(Records)
--- --- ---

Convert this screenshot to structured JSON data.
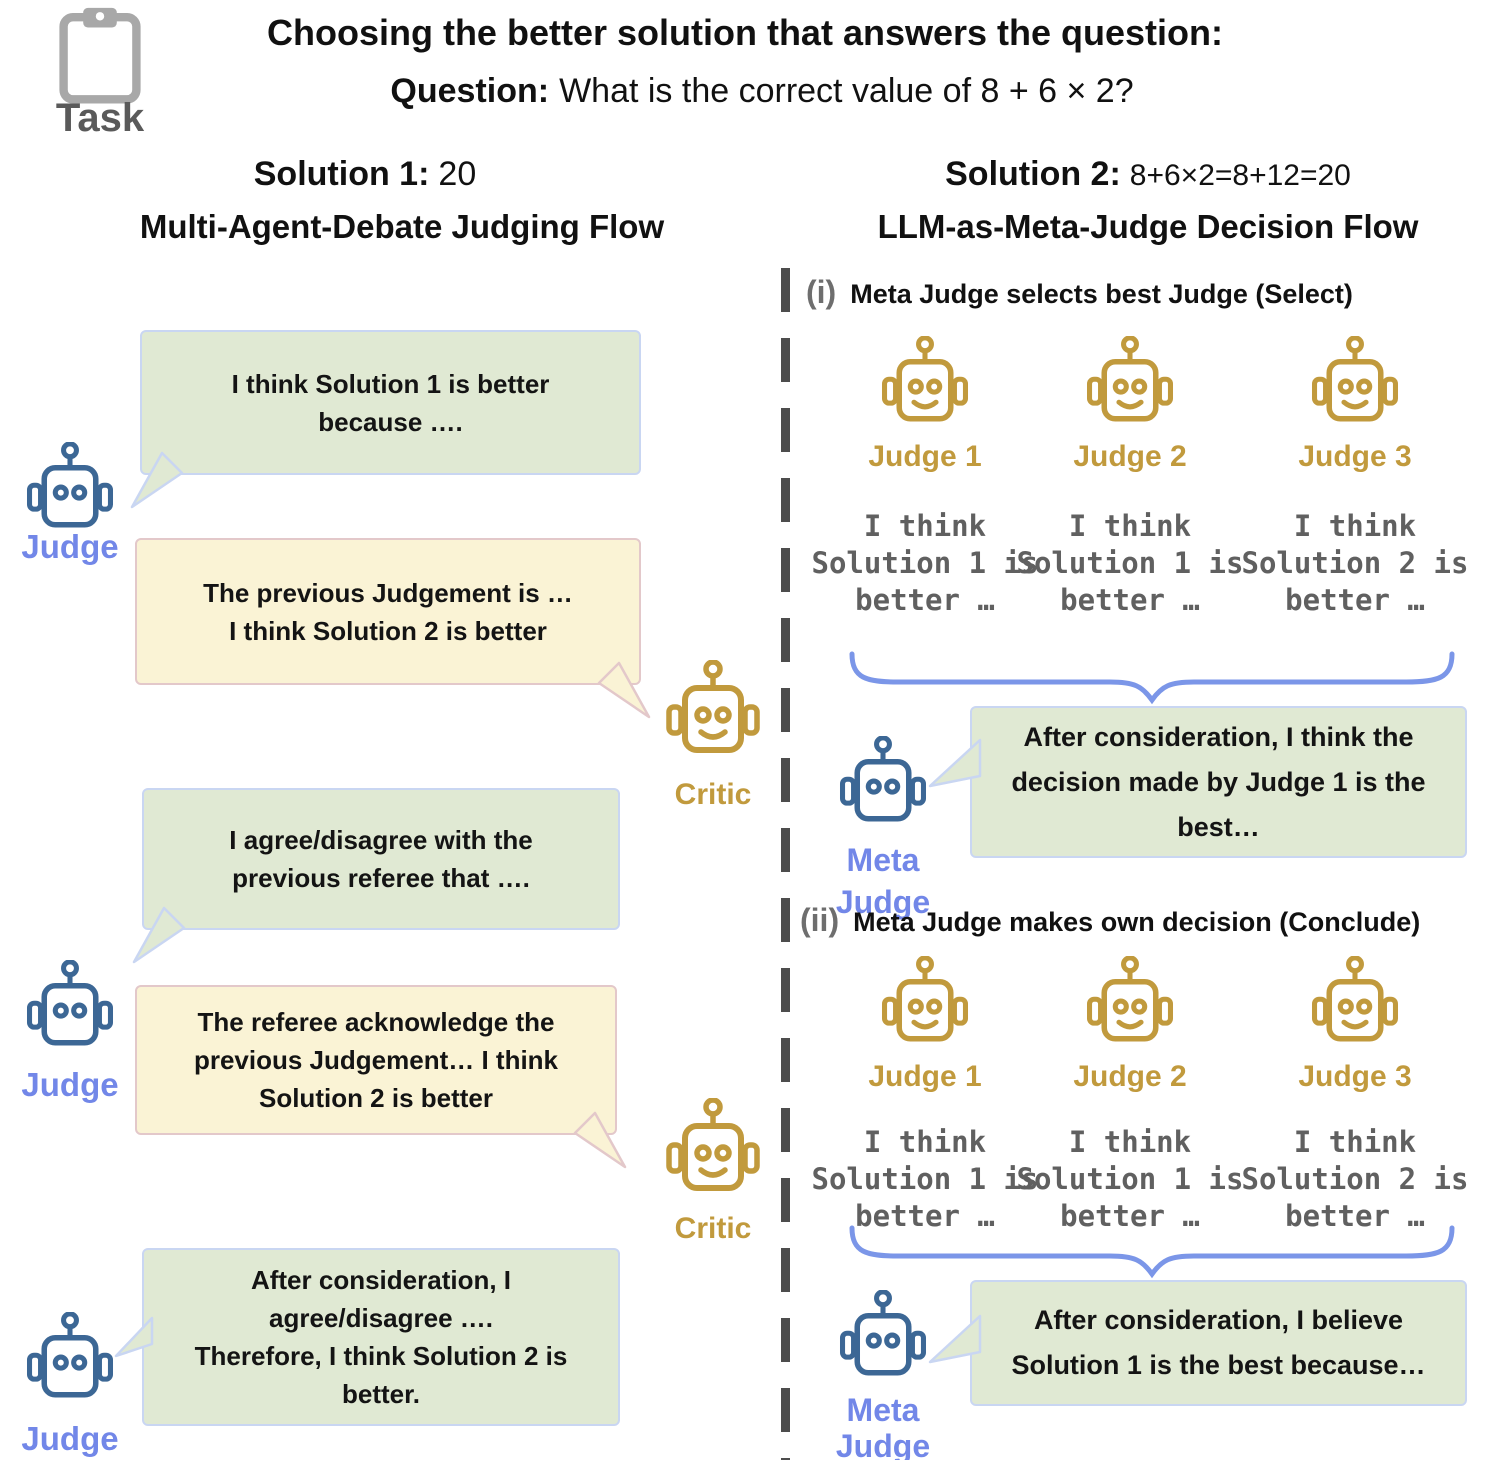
{
  "header": {
    "task_label": "Task",
    "title": "Choosing the better solution that answers the question:",
    "question_label": "Question:",
    "question_text": "What is the correct value of 8 + 6 × 2?"
  },
  "left_column": {
    "solution_label": "Solution 1:",
    "solution_value": "20",
    "flow_title": "Multi-Agent-Debate Judging Flow",
    "judge_label": "Judge",
    "critic_label": "Critic",
    "bubbles": [
      {
        "speaker": "Judge",
        "lines": [
          "I think Solution 1 is better",
          "because …."
        ]
      },
      {
        "speaker": "Critic",
        "lines": [
          "The previous Judgement is …",
          "I think Solution 2 is better"
        ]
      },
      {
        "speaker": "Judge",
        "lines": [
          "I agree/disagree with the",
          "previous referee that …."
        ]
      },
      {
        "speaker": "Critic",
        "lines": [
          "The referee acknowledge the",
          "previous Judgement… I think",
          "Solution 2 is better"
        ]
      },
      {
        "speaker": "Judge",
        "lines": [
          "After consideration, I",
          "agree/disagree ….",
          "Therefore, I think Solution 2 is",
          "better."
        ]
      }
    ]
  },
  "right_column": {
    "solution_label": "Solution 2:",
    "solution_value": "8+6×2=8+12=20",
    "flow_title": "LLM-as-Meta-Judge Decision Flow",
    "meta_judge_label_line1": "Meta",
    "meta_judge_label_line2": "Judge",
    "section_i": {
      "index": "(i)",
      "heading": "Meta Judge selects best Judge (Select)",
      "judges": [
        {
          "label": "Judge 1",
          "quote": [
            "I think",
            "Solution 1 is",
            "better …"
          ]
        },
        {
          "label": "Judge 2",
          "quote": [
            "I think",
            "Solution 1 is",
            "better …"
          ]
        },
        {
          "label": "Judge 3",
          "quote": [
            "I think",
            "Solution 2 is",
            "better …"
          ]
        }
      ],
      "bubble_lines": [
        "After consideration, I think the",
        "decision made by Judge 1 is the",
        "best…"
      ]
    },
    "section_ii": {
      "index": "(ii)",
      "heading": "Meta Judge makes own decision (Conclude)",
      "judges": [
        {
          "label": "Judge 1",
          "quote": [
            "I think",
            "Solution 1 is",
            "better …"
          ]
        },
        {
          "label": "Judge 2",
          "quote": [
            "I think",
            "Solution 1 is",
            "better …"
          ]
        },
        {
          "label": "Judge 3",
          "quote": [
            "I think",
            "Solution 2 is",
            "better …"
          ]
        }
      ],
      "bubble_lines": [
        "After consideration, I believe",
        "Solution 1 is the best because…"
      ]
    }
  },
  "colors": {
    "robot_blue": "#3c6795",
    "robot_gold": "#c19a3d",
    "label_blue": "#7287e8",
    "label_gold": "#c19a3d",
    "bubble_green_fill": "#e0e9d3",
    "bubble_green_border": "#c9d6f2",
    "bubble_yellow_fill": "#faf3d5",
    "bubble_yellow_border": "#e3c8ca",
    "brace_blue": "#7b96e8",
    "divider_gray": "#4d4d4d",
    "quote_gray": "#606060",
    "index_gray": "#6e6e6e",
    "task_gray": "#5a5a5a",
    "clipboard_gray": "#a8a8a8"
  }
}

--- --- ---

## WHAT IS NEEDED
Set the entries down again exactly. Do not include the images.

## RESULT BELOW
Convert this screenshot to structured JSON data.
{
  "header": {
    "task_label": "Task",
    "title": "Choosing the better solution that answers the question:",
    "question_label": "Question:",
    "question_text": "What is the correct value of 8 + 6 × 2?"
  },
  "left_column": {
    "solution_label": "Solution 1:",
    "solution_value": "20",
    "flow_title": "Multi-Agent-Debate Judging Flow",
    "judge_label": "Judge",
    "critic_label": "Critic",
    "bubbles": [
      {
        "speaker": "Judge",
        "lines": [
          "I think Solution 1 is better",
          "because …."
        ]
      },
      {
        "speaker": "Critic",
        "lines": [
          "The previous Judgement is …",
          "I think Solution 2 is better"
        ]
      },
      {
        "speaker": "Judge",
        "lines": [
          "I agree/disagree with the",
          "previous referee that …."
        ]
      },
      {
        "speaker": "Critic",
        "lines": [
          "The referee acknowledge the",
          "previous Judgement… I think",
          "Solution 2 is better"
        ]
      },
      {
        "speaker": "Judge",
        "lines": [
          "After consideration, I",
          "agree/disagree ….",
          "Therefore, I think Solution 2 is",
          "better."
        ]
      }
    ]
  },
  "right_column": {
    "solution_label": "Solution 2:",
    "solution_value": "8+6×2=8+12=20",
    "flow_title": "LLM-as-Meta-Judge Decision Flow",
    "meta_judge_label_line1": "Meta",
    "meta_judge_label_line2": "Judge",
    "section_i": {
      "index": "(i)",
      "heading": "Meta Judge selects best Judge (Select)",
      "judges": [
        {
          "label": "Judge 1",
          "quote": [
            "I think",
            "Solution 1 is",
            "better …"
          ]
        },
        {
          "label": "Judge 2",
          "quote": [
            "I think",
            "Solution 1 is",
            "better …"
          ]
        },
        {
          "label": "Judge 3",
          "quote": [
            "I think",
            "Solution 2 is",
            "better …"
          ]
        }
      ],
      "bubble_lines": [
        "After consideration, I think the",
        "decision made by Judge 1 is the",
        "best…"
      ]
    },
    "section_ii": {
      "index": "(ii)",
      "heading": "Meta Judge makes own decision (Conclude)",
      "judges": [
        {
          "label": "Judge 1",
          "quote": [
            "I think",
            "Solution 1 is",
            "better …"
          ]
        },
        {
          "label": "Judge 2",
          "quote": [
            "I think",
            "Solution 1 is",
            "better …"
          ]
        },
        {
          "label": "Judge 3",
          "quote": [
            "I think",
            "Solution 2 is",
            "better …"
          ]
        }
      ],
      "bubble_lines": [
        "After consideration, I believe",
        "Solution 1 is the best because…"
      ]
    }
  },
  "colors": {
    "robot_blue": "#3c6795",
    "robot_gold": "#c19a3d",
    "label_blue": "#7287e8",
    "label_gold": "#c19a3d",
    "bubble_green_fill": "#e0e9d3",
    "bubble_green_border": "#c9d6f2",
    "bubble_yellow_fill": "#faf3d5",
    "bubble_yellow_border": "#e3c8ca",
    "brace_blue": "#7b96e8",
    "divider_gray": "#4d4d4d",
    "quote_gray": "#606060",
    "index_gray": "#6e6e6e",
    "task_gray": "#5a5a5a",
    "clipboard_gray": "#a8a8a8"
  }
}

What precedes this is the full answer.